Aim:
Where the line holding "Transcribe the text in this document." appears, start copying, and continue exactly through the last line of the listing, skipping pictures.
# # # # # # #
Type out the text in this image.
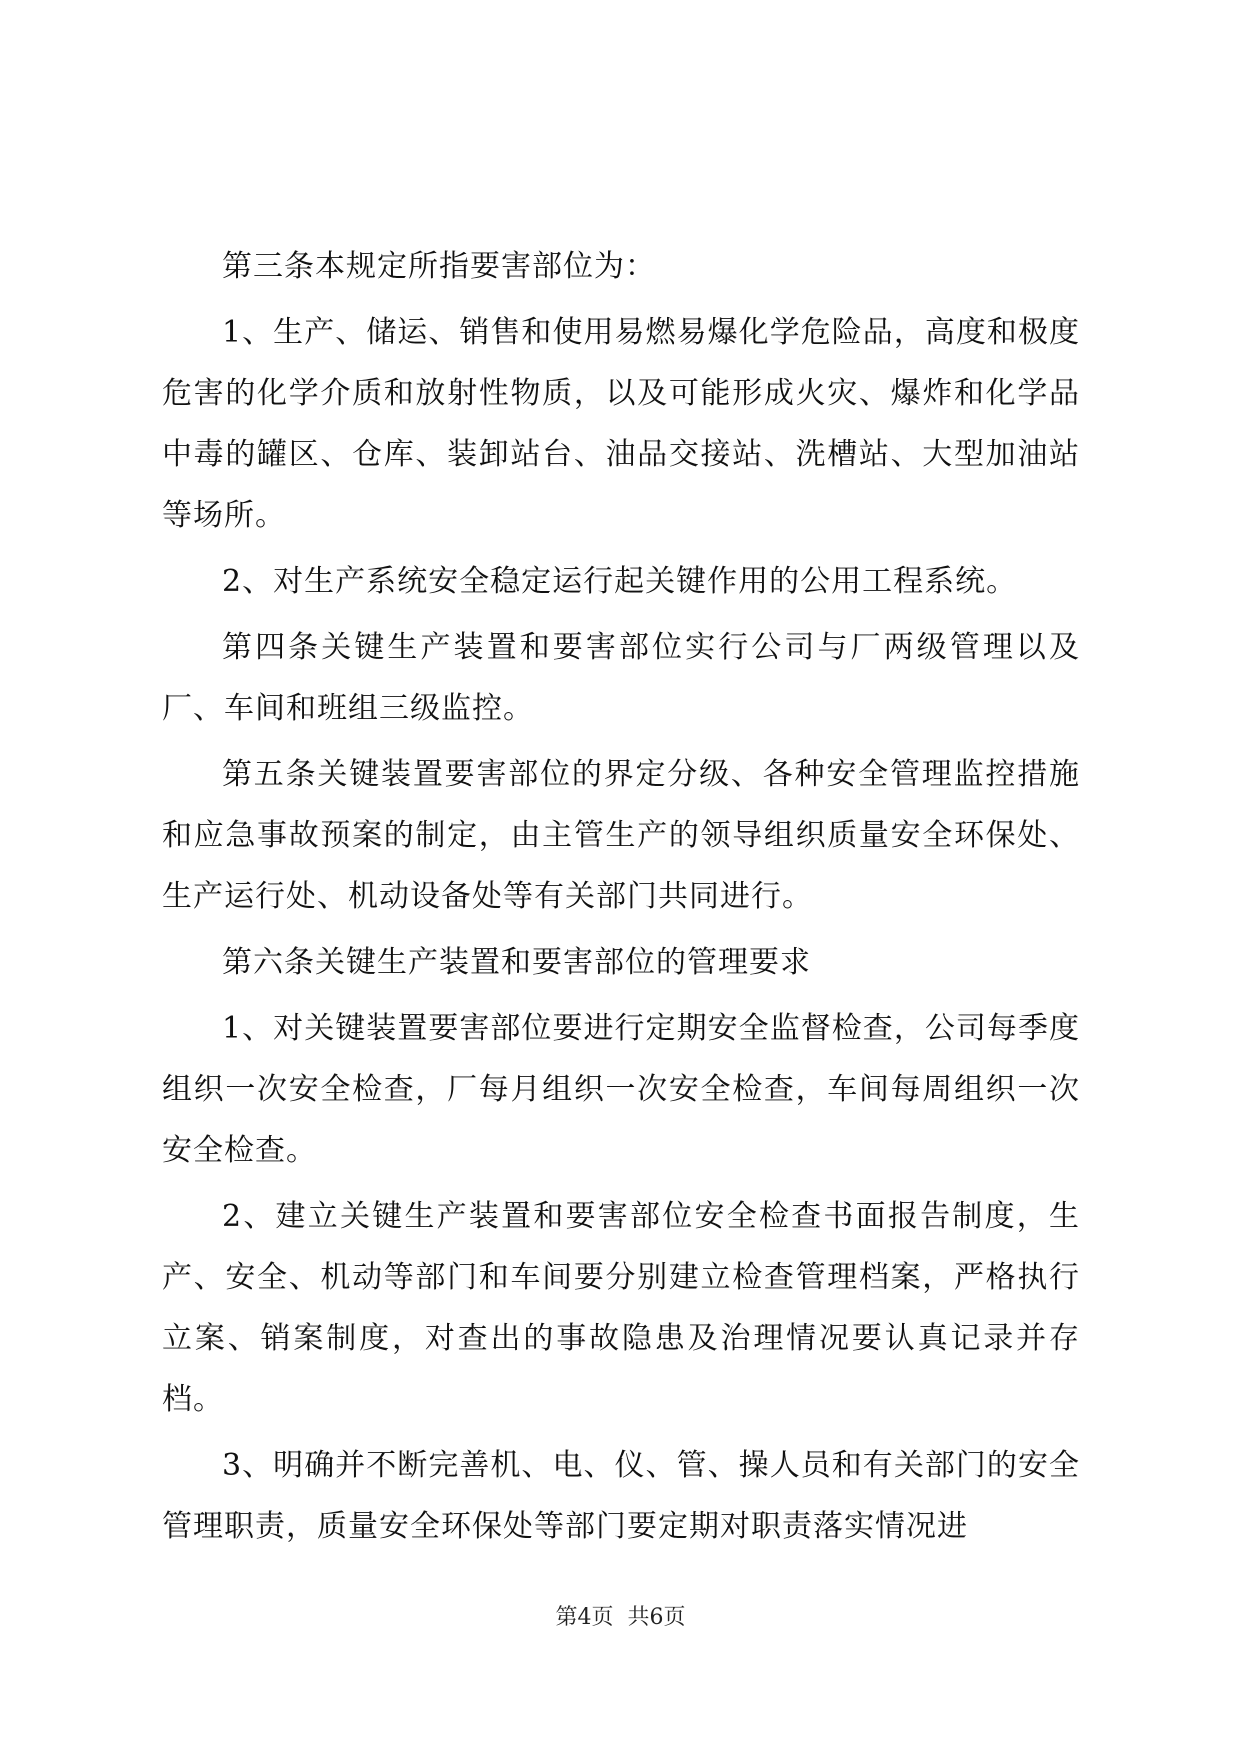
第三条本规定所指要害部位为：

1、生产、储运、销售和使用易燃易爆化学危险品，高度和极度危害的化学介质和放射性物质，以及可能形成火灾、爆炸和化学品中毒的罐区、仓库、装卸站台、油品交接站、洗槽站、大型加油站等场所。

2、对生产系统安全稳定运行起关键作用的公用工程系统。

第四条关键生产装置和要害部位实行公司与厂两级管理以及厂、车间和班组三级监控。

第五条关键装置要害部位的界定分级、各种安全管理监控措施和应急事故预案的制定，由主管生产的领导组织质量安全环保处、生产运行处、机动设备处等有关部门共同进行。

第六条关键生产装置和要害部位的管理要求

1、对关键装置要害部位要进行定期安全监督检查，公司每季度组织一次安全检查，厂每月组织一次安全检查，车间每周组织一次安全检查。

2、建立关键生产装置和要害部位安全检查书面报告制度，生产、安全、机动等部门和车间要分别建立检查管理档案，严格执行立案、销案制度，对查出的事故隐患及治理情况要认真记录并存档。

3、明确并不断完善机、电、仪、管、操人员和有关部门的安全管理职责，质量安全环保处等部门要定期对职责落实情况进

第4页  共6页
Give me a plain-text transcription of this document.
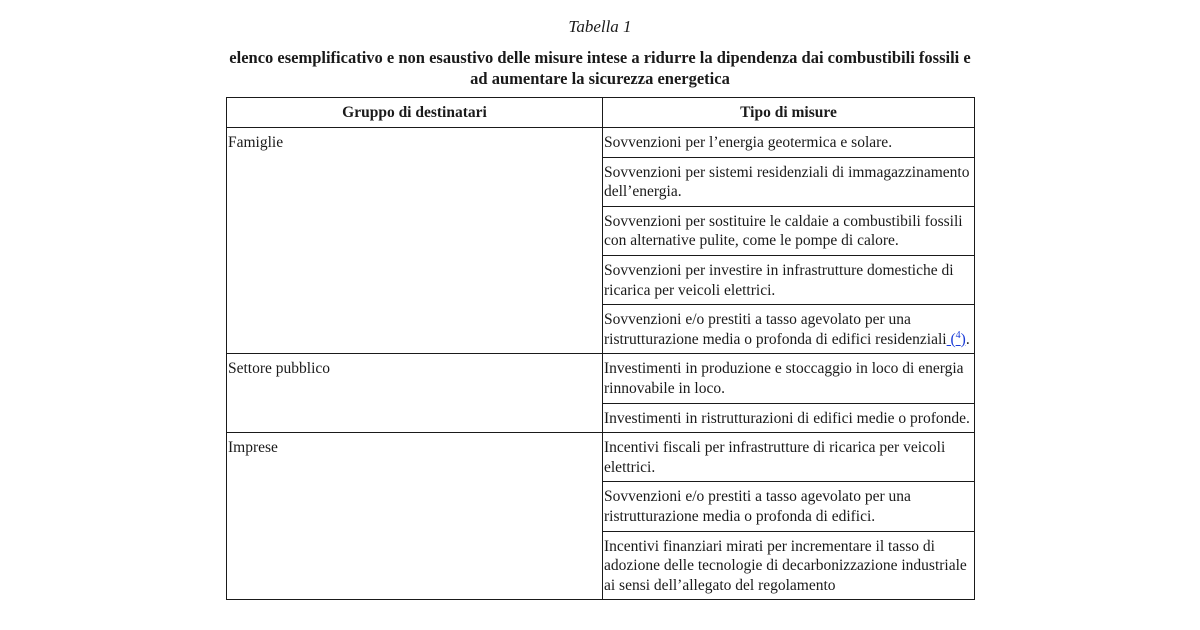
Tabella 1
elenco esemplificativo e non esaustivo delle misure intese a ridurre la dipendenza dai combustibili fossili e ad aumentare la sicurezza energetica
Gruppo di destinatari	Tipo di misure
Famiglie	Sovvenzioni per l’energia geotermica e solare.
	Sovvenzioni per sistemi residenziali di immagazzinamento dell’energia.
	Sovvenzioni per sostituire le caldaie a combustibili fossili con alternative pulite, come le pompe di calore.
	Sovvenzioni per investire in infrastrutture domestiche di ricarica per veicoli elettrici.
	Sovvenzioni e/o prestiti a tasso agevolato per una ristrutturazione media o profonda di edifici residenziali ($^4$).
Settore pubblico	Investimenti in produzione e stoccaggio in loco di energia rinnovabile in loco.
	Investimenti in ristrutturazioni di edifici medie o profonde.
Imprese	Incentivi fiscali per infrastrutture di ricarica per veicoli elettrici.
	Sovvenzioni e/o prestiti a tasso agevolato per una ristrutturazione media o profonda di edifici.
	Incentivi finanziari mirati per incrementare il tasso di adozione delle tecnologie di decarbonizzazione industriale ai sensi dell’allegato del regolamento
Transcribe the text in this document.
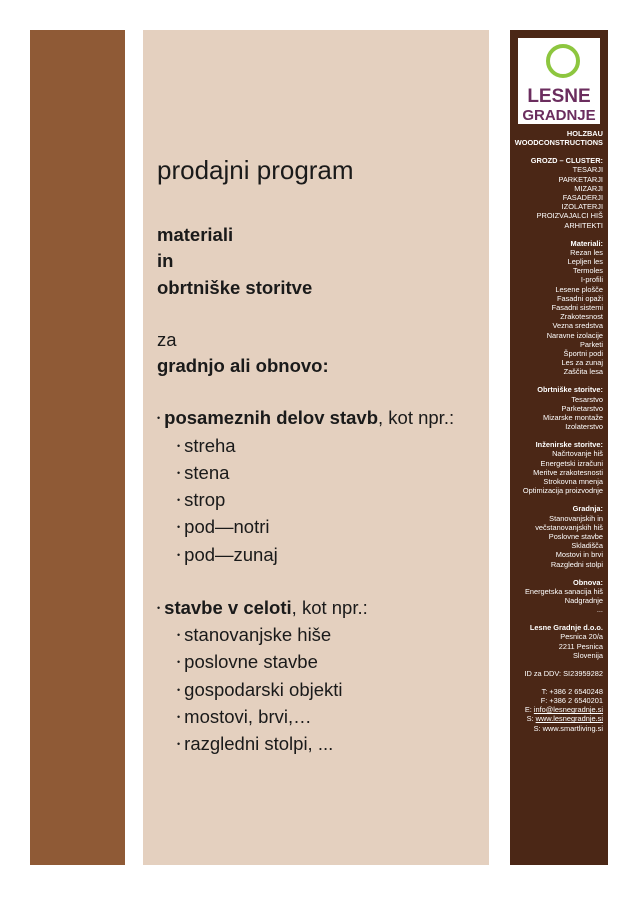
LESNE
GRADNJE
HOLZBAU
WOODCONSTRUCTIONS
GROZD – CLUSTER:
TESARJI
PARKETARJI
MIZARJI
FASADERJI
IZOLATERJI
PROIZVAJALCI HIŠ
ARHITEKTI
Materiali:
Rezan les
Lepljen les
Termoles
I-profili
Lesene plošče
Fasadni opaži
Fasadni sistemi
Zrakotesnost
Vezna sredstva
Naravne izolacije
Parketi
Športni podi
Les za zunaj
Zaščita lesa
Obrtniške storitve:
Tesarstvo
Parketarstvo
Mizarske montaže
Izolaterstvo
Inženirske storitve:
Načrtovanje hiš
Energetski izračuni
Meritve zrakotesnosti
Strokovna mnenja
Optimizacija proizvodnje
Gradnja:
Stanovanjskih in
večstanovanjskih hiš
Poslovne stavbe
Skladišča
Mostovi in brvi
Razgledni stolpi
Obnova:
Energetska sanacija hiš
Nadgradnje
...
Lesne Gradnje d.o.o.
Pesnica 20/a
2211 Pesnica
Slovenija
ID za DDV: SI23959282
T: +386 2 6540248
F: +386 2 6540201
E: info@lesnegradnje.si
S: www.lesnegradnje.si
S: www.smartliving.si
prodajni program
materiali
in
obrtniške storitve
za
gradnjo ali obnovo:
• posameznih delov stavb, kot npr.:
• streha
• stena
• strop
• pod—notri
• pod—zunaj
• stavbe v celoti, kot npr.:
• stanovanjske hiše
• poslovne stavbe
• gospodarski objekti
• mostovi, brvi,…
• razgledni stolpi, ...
# # # # # # #
Response:
Transcribe the text in this document.
LESNE
GRADNJE
HOLZBAU
WOODCONSTRUCTIONS
GROZD – CLUSTER:
TESARJI
PARKETARJI
MIZARJI
FASADERJI
IZOLATERJI
PROIZVAJALCI HIŠ
ARHITEKTI
Materiali:
Rezan les
Lepljen les
Termoles
I-profili
Lesene plošče
Fasadni opaži
Fasadni sistemi
Zrakotesnost
Vezna sredstva
Naravne izolacije
Parketi
Športni podi
Les za zunaj
Zaščita lesa
Obrtniške storitve:
Tesarstvo
Parketarstvo
Mizarske montaže
Izolaterstvo
Inženirske storitve:
Načrtovanje hiš
Energetski izračuni
Meritve zrakotesnosti
Strokovna mnenja
Optimizacija proizvodnje
Gradnja:
Stanovanjskih in
večstanovanjskih hiš
Poslovne stavbe
Skladišča
Mostovi in brvi
Razgledni stolpi
Obnova:
Energetska sanacija hiš
Nadgradnje
...
Lesne Gradnje d.o.o.
Pesnica 20/a
2211 Pesnica
Slovenija
ID za DDV: SI23959282
T: +386 2 6540248
F: +386 2 6540201
E: info@lesnegradnje.si
S: www.lesnegradnje.si
S: www.smartliving.si
prodajni program
materiali
in
obrtniške storitve
za
gradnjo ali obnovo:
• posameznih delov stavb, kot npr.:
• streha
• stena
• strop
• pod—notri
• pod—zunaj
• stavbe v celoti, kot npr.:
• stanovanjske hiše
• poslovne stavbe
• gospodarski objekti
• mostovi, brvi,…
• razgledni stolpi, ...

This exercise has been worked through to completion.